■ **What to produce**
Repeat every line of the data exactly, but not the pictures.

■ **Provided information**
____

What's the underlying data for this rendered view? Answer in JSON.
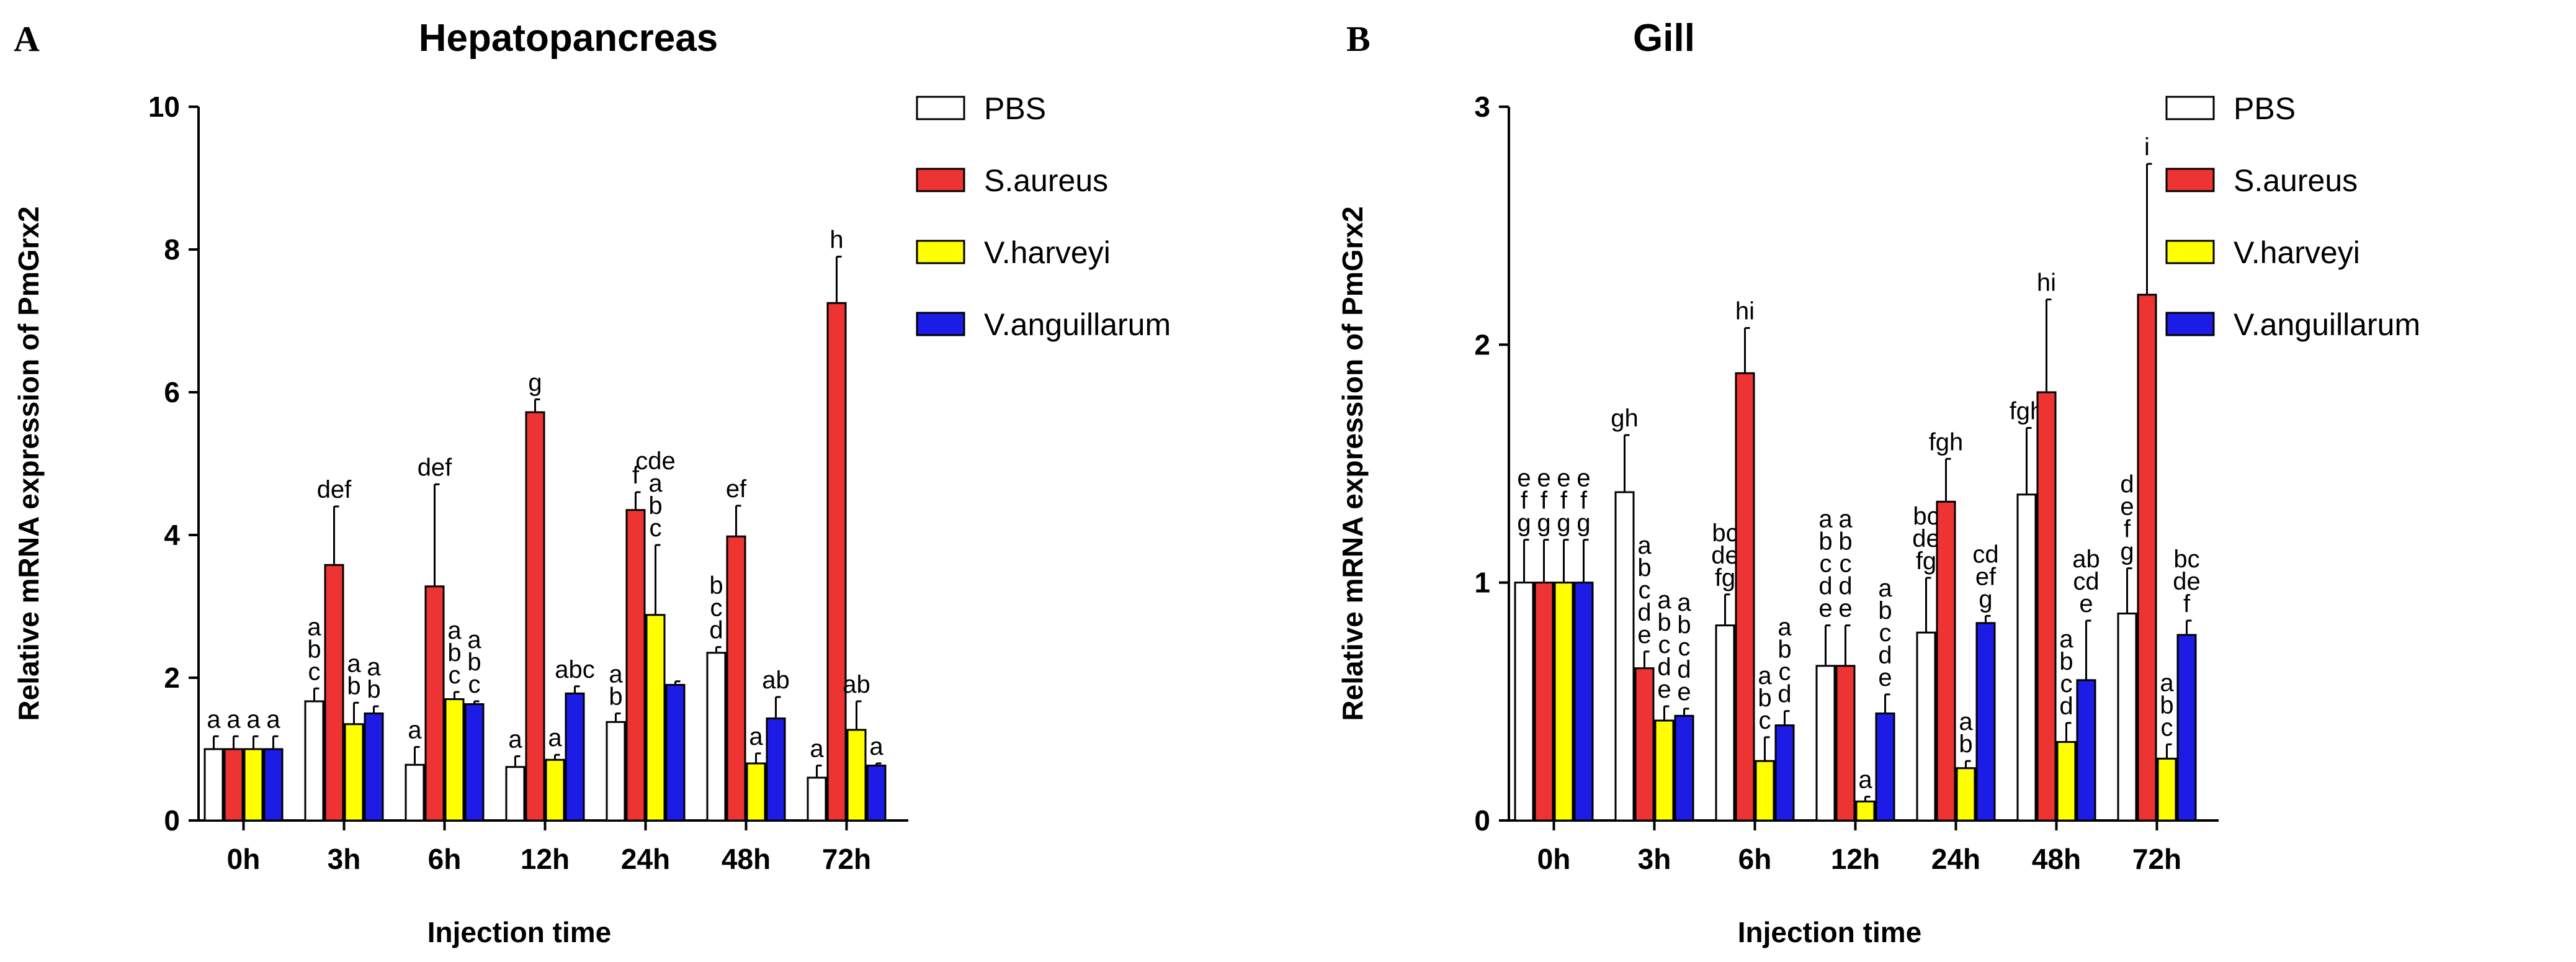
{
  "chart_data": [
    {
      "panel": "A",
      "type": "bar",
      "title": "Hepatopancreas",
      "xlabel": "Injection time",
      "ylabel": "Relative mRNA expression of PmGrx2",
      "ylim": [
        0,
        10
      ],
      "yticks": [
        0,
        2,
        4,
        6,
        8,
        10
      ],
      "categories": [
        "0h",
        "3h",
        "6h",
        "12h",
        "24h",
        "48h",
        "72h"
      ],
      "legend": "top-right",
      "series": [
        {
          "name": "PBS",
          "color": "#ffffff",
          "values": [
            1.0,
            1.67,
            0.78,
            0.75,
            1.38,
            2.35,
            0.6
          ],
          "errors": [
            0.18,
            0.18,
            0.25,
            0.15,
            0.12,
            0.08,
            0.17
          ],
          "labels": [
            [
              "a"
            ],
            [
              "a",
              "b",
              "c"
            ],
            [
              "a"
            ],
            [
              "a"
            ],
            [
              "a",
              "b"
            ],
            [
              "b",
              "c",
              "d"
            ],
            [
              "a"
            ]
          ]
        },
        {
          "name": "S.aureus",
          "color": "#ee3333",
          "values": [
            1.0,
            3.58,
            3.28,
            5.72,
            4.35,
            3.98,
            7.25
          ],
          "errors": [
            0.18,
            0.82,
            1.43,
            0.18,
            0.25,
            0.43,
            0.65
          ],
          "labels": [
            [
              "a"
            ],
            [
              "def"
            ],
            [
              "def"
            ],
            [
              "g"
            ],
            [
              "f"
            ],
            [
              "ef"
            ],
            [
              "h"
            ]
          ]
        },
        {
          "name": "V.harveyi",
          "color": "#ffff00",
          "values": [
            1.0,
            1.35,
            1.7,
            0.85,
            2.88,
            0.8,
            1.27
          ],
          "errors": [
            0.18,
            0.3,
            0.1,
            0.07,
            0.98,
            0.14,
            0.4
          ],
          "labels": [
            [
              "a"
            ],
            [
              "a",
              "b"
            ],
            [
              "a",
              "b",
              "c"
            ],
            [
              "a"
            ],
            [
              "cde",
              "a",
              "b",
              "c"
            ],
            [
              "a"
            ],
            [
              "ab"
            ]
          ]
        },
        {
          "name": "V.anguillarum",
          "color": "#1c1ce6",
          "values": [
            1.0,
            1.5,
            1.63,
            1.78,
            1.9,
            1.43,
            0.77
          ],
          "errors": [
            0.18,
            0.1,
            0.04,
            0.1,
            0.05,
            0.3,
            0.03
          ],
          "labels": [
            [
              "a"
            ],
            [
              "a",
              "b"
            ],
            [
              "a",
              "b",
              "c"
            ],
            [
              "abc"
            ],
            [],
            [
              "ab"
            ],
            [
              "a"
            ]
          ]
        }
      ]
    },
    {
      "panel": "B",
      "type": "bar",
      "title": "Gill",
      "xlabel": "Injection time",
      "ylabel": "Relative mRNA expression of PmGrx2",
      "ylim": [
        0,
        3
      ],
      "yticks": [
        0,
        1,
        2,
        3
      ],
      "categories": [
        "0h",
        "3h",
        "6h",
        "12h",
        "24h",
        "48h",
        "72h"
      ],
      "legend": "top-right",
      "series": [
        {
          "name": "PBS",
          "color": "#ffffff",
          "values": [
            1.0,
            1.38,
            0.82,
            0.65,
            0.79,
            1.37,
            0.87
          ],
          "errors": [
            0.18,
            0.24,
            0.13,
            0.17,
            0.23,
            0.28,
            0.19
          ],
          "labels": [
            [
              "e",
              "f",
              "g"
            ],
            [
              "gh"
            ],
            [
              "bc",
              "de",
              "fg"
            ],
            [
              "a",
              "b",
              "c",
              "d",
              "e"
            ],
            [
              "bc",
              "de",
              "fg"
            ],
            [
              "fgh"
            ],
            [
              "d",
              "e",
              "f",
              "g"
            ]
          ]
        },
        {
          "name": "S.aureus",
          "color": "#ee3333",
          "values": [
            1.0,
            0.64,
            1.88,
            0.65,
            1.34,
            1.8,
            2.21
          ],
          "errors": [
            0.18,
            0.07,
            0.19,
            0.17,
            0.18,
            0.39,
            0.55
          ],
          "labels": [
            [
              "e",
              "f",
              "g"
            ],
            [
              "a",
              "b",
              "c",
              "d",
              "e"
            ],
            [
              "hi"
            ],
            [
              "a",
              "b",
              "c",
              "d",
              "e"
            ],
            [
              "fgh"
            ],
            [
              "hi"
            ],
            [
              "i"
            ]
          ]
        },
        {
          "name": "V.harveyi",
          "color": "#ffff00",
          "values": [
            1.0,
            0.42,
            0.25,
            0.08,
            0.22,
            0.33,
            0.26
          ],
          "errors": [
            0.18,
            0.06,
            0.1,
            0.02,
            0.03,
            0.08,
            0.06
          ],
          "labels": [
            [
              "e",
              "f",
              "g"
            ],
            [
              "a",
              "b",
              "c",
              "d",
              "e"
            ],
            [
              "a",
              "b",
              "c"
            ],
            [
              "a"
            ],
            [
              "a",
              "b"
            ],
            [
              "a",
              "b",
              "c",
              "d"
            ],
            [
              "a",
              "b",
              "c"
            ]
          ]
        },
        {
          "name": "V.anguillarum",
          "color": "#1c1ce6",
          "values": [
            1.0,
            0.44,
            0.4,
            0.45,
            0.83,
            0.59,
            0.78
          ],
          "errors": [
            0.18,
            0.03,
            0.06,
            0.08,
            0.03,
            0.25,
            0.06
          ],
          "labels": [
            [
              "e",
              "f",
              "g"
            ],
            [
              "a",
              "b",
              "c",
              "d",
              "e"
            ],
            [
              "a",
              "b",
              "c",
              "d"
            ],
            [
              "a",
              "b",
              "c",
              "d",
              "e"
            ],
            [
              "cd",
              "ef",
              "g"
            ],
            [
              "ab",
              "cd",
              "e"
            ],
            [
              "bc",
              "de",
              "f"
            ]
          ]
        }
      ]
    }
  ]
}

____

■ **Written solution**
What's the underlying data for this rendered view? Answer in JSON.
{
  "chart_data": [
    {
      "panel": "A",
      "type": "bar",
      "title": "Hepatopancreas",
      "xlabel": "Injection time",
      "ylabel": "Relative mRNA expression of PmGrx2",
      "ylim": [
        0,
        10
      ],
      "yticks": [
        0,
        2,
        4,
        6,
        8,
        10
      ],
      "categories": [
        "0h",
        "3h",
        "6h",
        "12h",
        "24h",
        "48h",
        "72h"
      ],
      "legend": "top-right",
      "series": [
        {
          "name": "PBS",
          "color": "#ffffff",
          "values": [
            1.0,
            1.67,
            0.78,
            0.75,
            1.38,
            2.35,
            0.6
          ],
          "errors": [
            0.18,
            0.18,
            0.25,
            0.15,
            0.12,
            0.08,
            0.17
          ],
          "labels": [
            [
              "a"
            ],
            [
              "a",
              "b",
              "c"
            ],
            [
              "a"
            ],
            [
              "a"
            ],
            [
              "a",
              "b"
            ],
            [
              "b",
              "c",
              "d"
            ],
            [
              "a"
            ]
          ]
        },
        {
          "name": "S.aureus",
          "color": "#ee3333",
          "values": [
            1.0,
            3.58,
            3.28,
            5.72,
            4.35,
            3.98,
            7.25
          ],
          "errors": [
            0.18,
            0.82,
            1.43,
            0.18,
            0.25,
            0.43,
            0.65
          ],
          "labels": [
            [
              "a"
            ],
            [
              "def"
            ],
            [
              "def"
            ],
            [
              "g"
            ],
            [
              "f"
            ],
            [
              "ef"
            ],
            [
              "h"
            ]
          ]
        },
        {
          "name": "V.harveyi",
          "color": "#ffff00",
          "values": [
            1.0,
            1.35,
            1.7,
            0.85,
            2.88,
            0.8,
            1.27
          ],
          "errors": [
            0.18,
            0.3,
            0.1,
            0.07,
            0.98,
            0.14,
            0.4
          ],
          "labels": [
            [
              "a"
            ],
            [
              "a",
              "b"
            ],
            [
              "a",
              "b",
              "c"
            ],
            [
              "a"
            ],
            [
              "cde",
              "a",
              "b",
              "c"
            ],
            [
              "a"
            ],
            [
              "ab"
            ]
          ]
        },
        {
          "name": "V.anguillarum",
          "color": "#1c1ce6",
          "values": [
            1.0,
            1.5,
            1.63,
            1.78,
            1.9,
            1.43,
            0.77
          ],
          "errors": [
            0.18,
            0.1,
            0.04,
            0.1,
            0.05,
            0.3,
            0.03
          ],
          "labels": [
            [
              "a"
            ],
            [
              "a",
              "b"
            ],
            [
              "a",
              "b",
              "c"
            ],
            [
              "abc"
            ],
            [],
            [
              "ab"
            ],
            [
              "a"
            ]
          ]
        }
      ]
    },
    {
      "panel": "B",
      "type": "bar",
      "title": "Gill",
      "xlabel": "Injection time",
      "ylabel": "Relative mRNA expression of PmGrx2",
      "ylim": [
        0,
        3
      ],
      "yticks": [
        0,
        1,
        2,
        3
      ],
      "categories": [
        "0h",
        "3h",
        "6h",
        "12h",
        "24h",
        "48h",
        "72h"
      ],
      "legend": "top-right",
      "series": [
        {
          "name": "PBS",
          "color": "#ffffff",
          "values": [
            1.0,
            1.38,
            0.82,
            0.65,
            0.79,
            1.37,
            0.87
          ],
          "errors": [
            0.18,
            0.24,
            0.13,
            0.17,
            0.23,
            0.28,
            0.19
          ],
          "labels": [
            [
              "e",
              "f",
              "g"
            ],
            [
              "gh"
            ],
            [
              "bc",
              "de",
              "fg"
            ],
            [
              "a",
              "b",
              "c",
              "d",
              "e"
            ],
            [
              "bc",
              "de",
              "fg"
            ],
            [
              "fgh"
            ],
            [
              "d",
              "e",
              "f",
              "g"
            ]
          ]
        },
        {
          "name": "S.aureus",
          "color": "#ee3333",
          "values": [
            1.0,
            0.64,
            1.88,
            0.65,
            1.34,
            1.8,
            2.21
          ],
          "errors": [
            0.18,
            0.07,
            0.19,
            0.17,
            0.18,
            0.39,
            0.55
          ],
          "labels": [
            [
              "e",
              "f",
              "g"
            ],
            [
              "a",
              "b",
              "c",
              "d",
              "e"
            ],
            [
              "hi"
            ],
            [
              "a",
              "b",
              "c",
              "d",
              "e"
            ],
            [
              "fgh"
            ],
            [
              "hi"
            ],
            [
              "i"
            ]
          ]
        },
        {
          "name": "V.harveyi",
          "color": "#ffff00",
          "values": [
            1.0,
            0.42,
            0.25,
            0.08,
            0.22,
            0.33,
            0.26
          ],
          "errors": [
            0.18,
            0.06,
            0.1,
            0.02,
            0.03,
            0.08,
            0.06
          ],
          "labels": [
            [
              "e",
              "f",
              "g"
            ],
            [
              "a",
              "b",
              "c",
              "d",
              "e"
            ],
            [
              "a",
              "b",
              "c"
            ],
            [
              "a"
            ],
            [
              "a",
              "b"
            ],
            [
              "a",
              "b",
              "c",
              "d"
            ],
            [
              "a",
              "b",
              "c"
            ]
          ]
        },
        {
          "name": "V.anguillarum",
          "color": "#1c1ce6",
          "values": [
            1.0,
            0.44,
            0.4,
            0.45,
            0.83,
            0.59,
            0.78
          ],
          "errors": [
            0.18,
            0.03,
            0.06,
            0.08,
            0.03,
            0.25,
            0.06
          ],
          "labels": [
            [
              "e",
              "f",
              "g"
            ],
            [
              "a",
              "b",
              "c",
              "d",
              "e"
            ],
            [
              "a",
              "b",
              "c",
              "d"
            ],
            [
              "a",
              "b",
              "c",
              "d",
              "e"
            ],
            [
              "cd",
              "ef",
              "g"
            ],
            [
              "ab",
              "cd",
              "e"
            ],
            [
              "bc",
              "de",
              "f"
            ]
          ]
        }
      ]
    }
  ]
}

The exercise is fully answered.